Written exercise - Write out the records that appear below, verbatim and complete, but without pictures.

Entries provided -
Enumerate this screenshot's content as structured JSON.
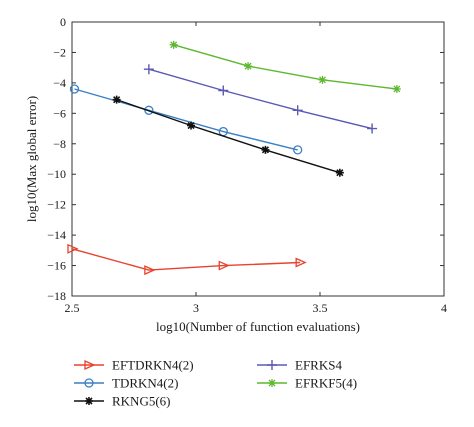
{
  "chart_data": {
    "type": "line",
    "title": "",
    "xlabel": "log10(Number of function evaluations)",
    "ylabel": "log10(Max global error)",
    "xlim": [
      2.5,
      4
    ],
    "ylim": [
      -18,
      0
    ],
    "xticks": [
      2.5,
      3,
      3.5,
      4
    ],
    "yticks": [
      0,
      -2,
      -4,
      -6,
      -8,
      -10,
      -12,
      -14,
      -16,
      -18
    ],
    "xtick_labels": [
      "2.5",
      "3",
      "3.5",
      "4"
    ],
    "ytick_labels": [
      "0",
      "−2",
      "−4",
      "−6",
      "−8",
      "−10",
      "−12",
      "−14",
      "−16",
      "−18"
    ],
    "grid": false,
    "legend_position": "below",
    "series": [
      {
        "name": "EFTDRKN4(2)",
        "color": "#e8432e",
        "marker": "triangle-right",
        "x": [
          2.5,
          2.81,
          3.11,
          3.42
        ],
        "y": [
          -14.9,
          -16.3,
          -16.0,
          -15.8
        ]
      },
      {
        "name": "TDRKN4(2)",
        "color": "#3b7fc4",
        "marker": "circle",
        "x": [
          2.51,
          2.81,
          3.11,
          3.41
        ],
        "y": [
          -4.4,
          -5.8,
          -7.2,
          -8.4
        ]
      },
      {
        "name": "RKNG5(6)",
        "color": "#111111",
        "marker": "asterisk",
        "x": [
          2.68,
          2.98,
          3.28,
          3.58
        ],
        "y": [
          -5.1,
          -6.8,
          -8.4,
          -9.9
        ]
      },
      {
        "name": "EFRKS4",
        "color": "#5a5ab5",
        "marker": "plus",
        "x": [
          2.81,
          3.11,
          3.41,
          3.71
        ],
        "y": [
          -3.1,
          -4.5,
          -5.8,
          -7.0
        ]
      },
      {
        "name": "EFRKF5(4)",
        "color": "#5cb82e",
        "marker": "star",
        "x": [
          2.91,
          3.21,
          3.51,
          3.81
        ],
        "y": [
          -1.5,
          -2.9,
          -3.8,
          -4.4
        ]
      }
    ]
  }
}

Task answer -
Enumerate this screenshot's content as structured JSON.
{
  "chart_data": {
    "type": "line",
    "title": "",
    "xlabel": "log10(Number of function evaluations)",
    "ylabel": "log10(Max global error)",
    "xlim": [
      2.5,
      4
    ],
    "ylim": [
      -18,
      0
    ],
    "xticks": [
      2.5,
      3,
      3.5,
      4
    ],
    "yticks": [
      0,
      -2,
      -4,
      -6,
      -8,
      -10,
      -12,
      -14,
      -16,
      -18
    ],
    "xtick_labels": [
      "2.5",
      "3",
      "3.5",
      "4"
    ],
    "ytick_labels": [
      "0",
      "−2",
      "−4",
      "−6",
      "−8",
      "−10",
      "−12",
      "−14",
      "−16",
      "−18"
    ],
    "grid": false,
    "legend_position": "below",
    "series": [
      {
        "name": "EFTDRKN4(2)",
        "color": "#e8432e",
        "marker": "triangle-right",
        "x": [
          2.5,
          2.81,
          3.11,
          3.42
        ],
        "y": [
          -14.9,
          -16.3,
          -16.0,
          -15.8
        ]
      },
      {
        "name": "TDRKN4(2)",
        "color": "#3b7fc4",
        "marker": "circle",
        "x": [
          2.51,
          2.81,
          3.11,
          3.41
        ],
        "y": [
          -4.4,
          -5.8,
          -7.2,
          -8.4
        ]
      },
      {
        "name": "RKNG5(6)",
        "color": "#111111",
        "marker": "asterisk",
        "x": [
          2.68,
          2.98,
          3.28,
          3.58
        ],
        "y": [
          -5.1,
          -6.8,
          -8.4,
          -9.9
        ]
      },
      {
        "name": "EFRKS4",
        "color": "#5a5ab5",
        "marker": "plus",
        "x": [
          2.81,
          3.11,
          3.41,
          3.71
        ],
        "y": [
          -3.1,
          -4.5,
          -5.8,
          -7.0
        ]
      },
      {
        "name": "EFRKF5(4)",
        "color": "#5cb82e",
        "marker": "star",
        "x": [
          2.91,
          3.21,
          3.51,
          3.81
        ],
        "y": [
          -1.5,
          -2.9,
          -3.8,
          -4.4
        ]
      }
    ]
  }
}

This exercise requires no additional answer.